>> begin RECORDS FOR THIS TASK

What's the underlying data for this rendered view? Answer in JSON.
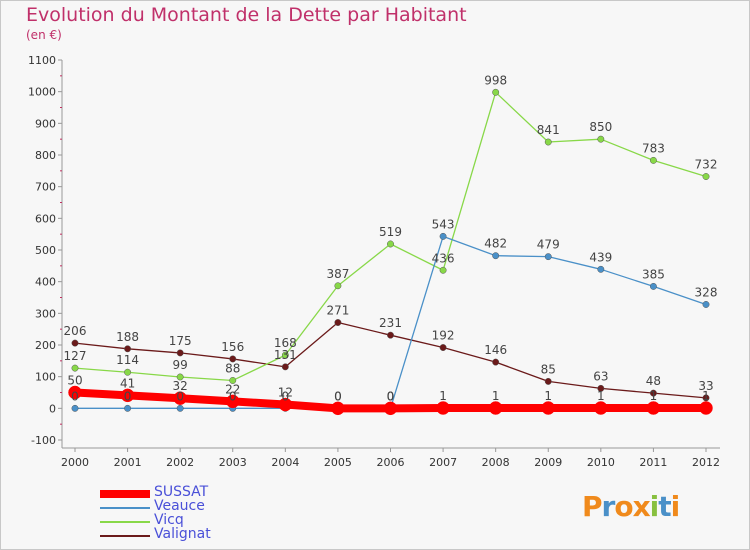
{
  "title": "Evolution du Montant de la Dette par Habitant",
  "subtitle": "(en €)",
  "logo_text": "Proxiti",
  "chart_data": {
    "type": "line",
    "x": [
      "2000",
      "2001",
      "2002",
      "2003",
      "2004",
      "2005",
      "2006",
      "2007",
      "2008",
      "2009",
      "2010",
      "2011",
      "2012"
    ],
    "ylim": [
      -100,
      1100
    ],
    "yticks": [
      -100,
      0,
      100,
      200,
      300,
      400,
      500,
      600,
      700,
      800,
      900,
      1000,
      1100
    ],
    "grid": false,
    "legend_position": "bottom-left",
    "series": [
      {
        "name": "Valignat",
        "color": "#6b1a1a",
        "values": [
          206,
          188,
          175,
          156,
          131,
          271,
          231,
          192,
          146,
          85,
          63,
          48,
          33
        ],
        "labels": [
          "206",
          "188",
          "175",
          "156",
          "131",
          "271",
          "231",
          "192",
          "146",
          "85",
          "63",
          "48",
          "33"
        ]
      },
      {
        "name": "Vicq",
        "color": "#88d848",
        "values": [
          127,
          114,
          99,
          88,
          168,
          387,
          519,
          436,
          998,
          841,
          850,
          783,
          732
        ],
        "labels": [
          "127",
          "114",
          "99",
          "88",
          "168",
          "387",
          "519",
          "436",
          "998",
          "841",
          "850",
          "783",
          "732"
        ]
      },
      {
        "name": "Veauce",
        "color": "#4a90c8",
        "values": [
          0,
          0,
          0,
          0,
          0,
          0,
          0,
          543,
          482,
          479,
          439,
          385,
          328
        ],
        "labels": [
          "0",
          "0",
          "0",
          "0",
          "0",
          "0",
          "0",
          "543",
          "482",
          "479",
          "439",
          "385",
          "328"
        ]
      },
      {
        "name": "SUSSAT",
        "color": "#ff0000",
        "values": [
          50,
          41,
          32,
          22,
          12,
          0,
          0,
          1,
          1,
          1,
          1,
          1,
          1
        ],
        "labels": [
          "50",
          "41",
          "32",
          "22",
          "12",
          "0",
          "0",
          "1",
          "1",
          "1",
          "1",
          "1",
          "1"
        ]
      }
    ],
    "legend_order": [
      "SUSSAT",
      "Veauce",
      "Vicq",
      "Valignat"
    ]
  }
}
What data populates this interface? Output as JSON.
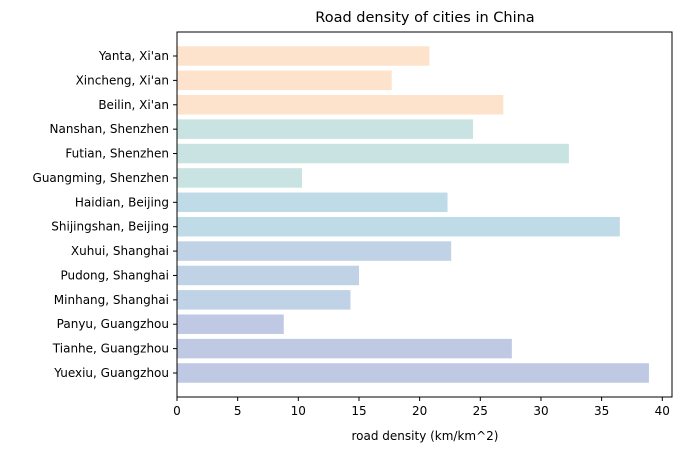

>> end RECORDS FOR THIS TASK

### SHORT EXERCISE
Give only the number of lines above that hold the string "color".

### EXERCISE RESPONSE
4